:: YOUR OBJECTIVE ::
Skip the images. Copy the records exactly as written.

:: RAW DATA ::
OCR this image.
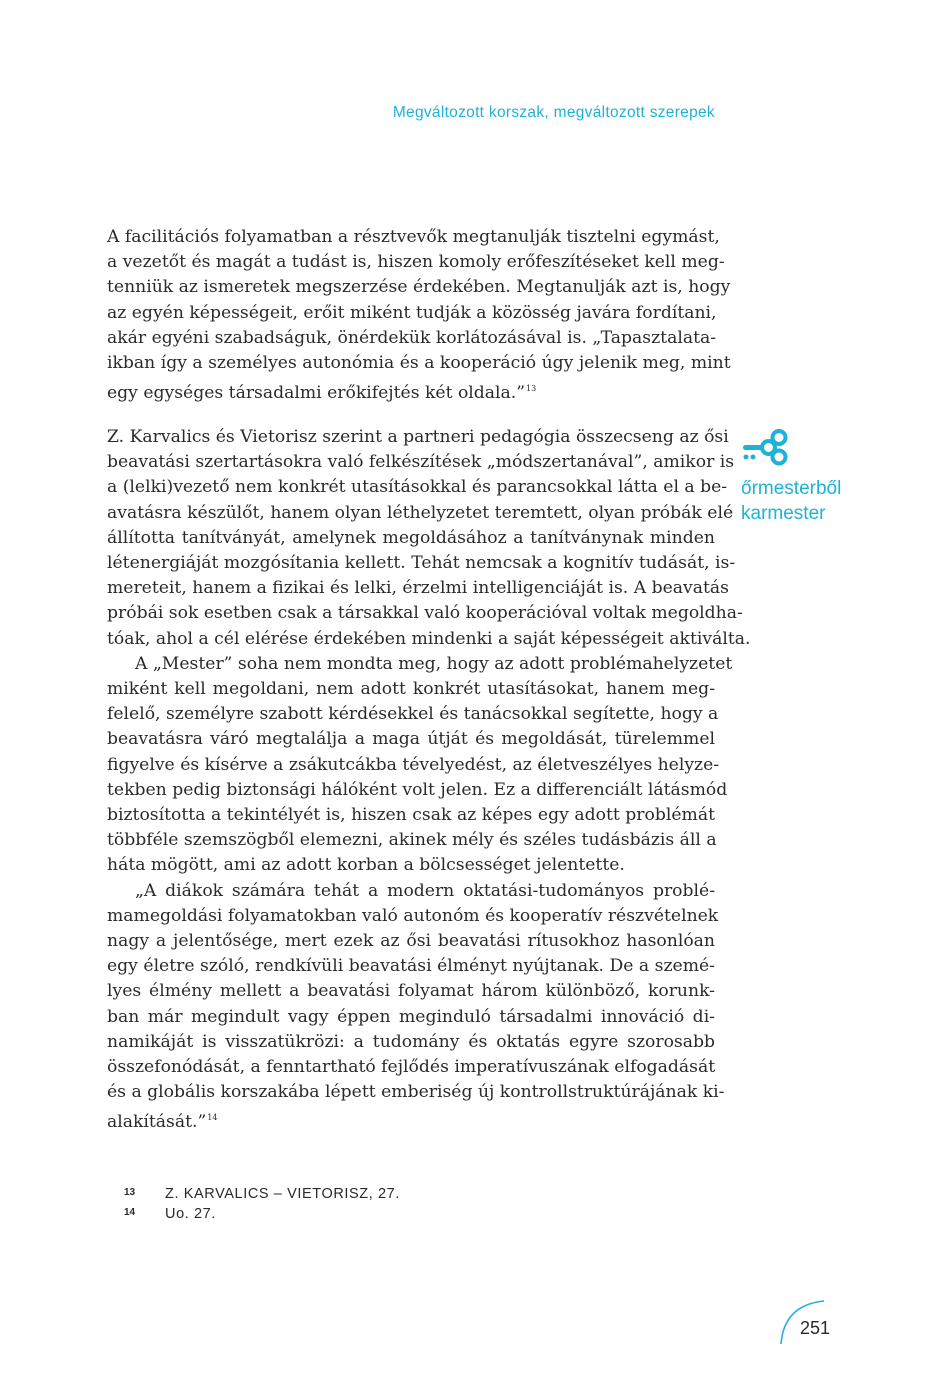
Megváltozott korszak, megváltozott szerepek

A facilitációs folyamatban a résztvevők megtanulják tisztelni egymást,

a vezetőt és magát a tudást is, hiszen komoly erőfeszítéseket kell meg-

tenniük az ismeretek megszerzése érdekében. Megtanulják azt is, hogy

az egyén képességeit, erőit miként tudják a közösség javára fordítani,

akár egyéni szabadságuk, önérdekük korlátozásával is. „Tapasztalata-

ikban így a személyes autonómia és a kooperáció úgy jelenik meg, mint

egy egységes társadalmi erőkifejtés két oldala.”$^{13}$

Z. Karvalics és Vietorisz szerint a partneri pedagógia összecseng az ősi

beavatási szertartásokra való felkészítések „módszertanával”, amikor is

a (lelki)vezető nem konkrét utasításokkal és parancsokkal látta el a be-

avatásra készülőt, hanem olyan léthelyzetet teremtett, olyan próbák elé

állította tanítványát, amelynek megoldásához a tanítványnak minden

létenergiáját mozgósítania kellett. Tehát nemcsak a kognitív tudását, is-

mereteit, hanem a fizikai és lelki, érzelmi intelligenciáját is. A beavatás

próbái sok esetben csak a társakkal való kooperációval voltak megoldha-

tóak, ahol a cél elérése érdekében mindenki a saját képességeit aktiválta.

A „Mester” soha nem mondta meg, hogy az adott problémahelyzetet

miként kell megoldani, nem adott konkrét utasításokat, hanem meg-

felelő, személyre szabott kérdésekkel és tanácsokkal segítette, hogy a

beavatásra váró megtalálja a maga útját és megoldását, türelemmel

figyelve és kísérve a zsákutcákba tévelyedést, az életveszélyes helyze-

tekben pedig biztonsági hálóként volt jelen. Ez a differenciált látásmód

biztosította a tekintélyét is, hiszen csak az képes egy adott problémát

többféle szemszögből elemezni, akinek mély és széles tudásbázis áll a

háta mögött, ami az adott korban a bölcsességet jelentette.

„A diákok számára tehát a modern oktatási-tudományos problé-

mamegoldási folyamatokban való autonóm és kooperatív részvételnek

nagy a jelentősége, mert ezek az ősi beavatási rítusokhoz hasonlóan

egy életre szóló, rendkívüli beavatási élményt nyújtanak. De a szemé-

lyes élmény mellett a beavatási folyamat három különböző, korunk-

ban már megindult vagy éppen meginduló társadalmi innováció di-

namikáját is visszatükrözi: a tudomány és oktatás egyre szorosabb

összefonódását, a fenntartható fejlődés imperatívuszának elfogadását

és a globális korszakába lépett emberiség új kontrollstruktúrájának ki-

alakítását.”$^{14}$

őrmesterből
karmester
13	Z. KARVALICS – VIETORISZ, 27.
14	Uo. 27.
251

:: FINAL RESULT ::
OCR this image.
Megváltozott korszak, megváltozott szerepek

A facilitációs folyamatban a résztvevők megtanulják tisztelni egymást,

a vezetőt és magát a tudást is, hiszen komoly erőfeszítéseket kell meg-

tenniük az ismeretek megszerzése érdekében. Megtanulják azt is, hogy

az egyén képességeit, erőit miként tudják a közösség javára fordítani,

akár egyéni szabadságuk, önérdekük korlátozásával is. „Tapasztalata-

ikban így a személyes autonómia és a kooperáció úgy jelenik meg, mint

egy egységes társadalmi erőkifejtés két oldala.”$^{13}$

Z. Karvalics és Vietorisz szerint a partneri pedagógia összecseng az ősi

beavatási szertartásokra való felkészítések „módszertanával”, amikor is

a (lelki)vezető nem konkrét utasításokkal és parancsokkal látta el a be-

avatásra készülőt, hanem olyan léthelyzetet teremtett, olyan próbák elé

állította tanítványát, amelynek megoldásához a tanítványnak minden

létenergiáját mozgósítania kellett. Tehát nemcsak a kognitív tudását, is-

mereteit, hanem a fizikai és lelki, érzelmi intelligenciáját is. A beavatás

próbái sok esetben csak a társakkal való kooperációval voltak megoldha-

tóak, ahol a cél elérése érdekében mindenki a saját képességeit aktiválta.

A „Mester” soha nem mondta meg, hogy az adott problémahelyzetet

miként kell megoldani, nem adott konkrét utasításokat, hanem meg-

felelő, személyre szabott kérdésekkel és tanácsokkal segítette, hogy a

beavatásra váró megtalálja a maga útját és megoldását, türelemmel

figyelve és kísérve a zsákutcákba tévelyedést, az életveszélyes helyze-

tekben pedig biztonsági hálóként volt jelen. Ez a differenciált látásmód

biztosította a tekintélyét is, hiszen csak az képes egy adott problémát

többféle szemszögből elemezni, akinek mély és széles tudásbázis áll a

háta mögött, ami az adott korban a bölcsességet jelentette.

„A diákok számára tehát a modern oktatási-tudományos problé-

mamegoldási folyamatokban való autonóm és kooperatív részvételnek

nagy a jelentősége, mert ezek az ősi beavatási rítusokhoz hasonlóan

egy életre szóló, rendkívüli beavatási élményt nyújtanak. De a szemé-

lyes élmény mellett a beavatási folyamat három különböző, korunk-

ban már megindult vagy éppen meginduló társadalmi innováció di-

namikáját is visszatükrözi: a tudomány és oktatás egyre szorosabb

összefonódását, a fenntartható fejlődés imperatívuszának elfogadását

és a globális korszakába lépett emberiség új kontrollstruktúrájának ki-

alakítását.”$^{14}$

őrmesterből
karmester
13	Z. KARVALICS – VIETORISZ, 27.
14	Uo. 27.
251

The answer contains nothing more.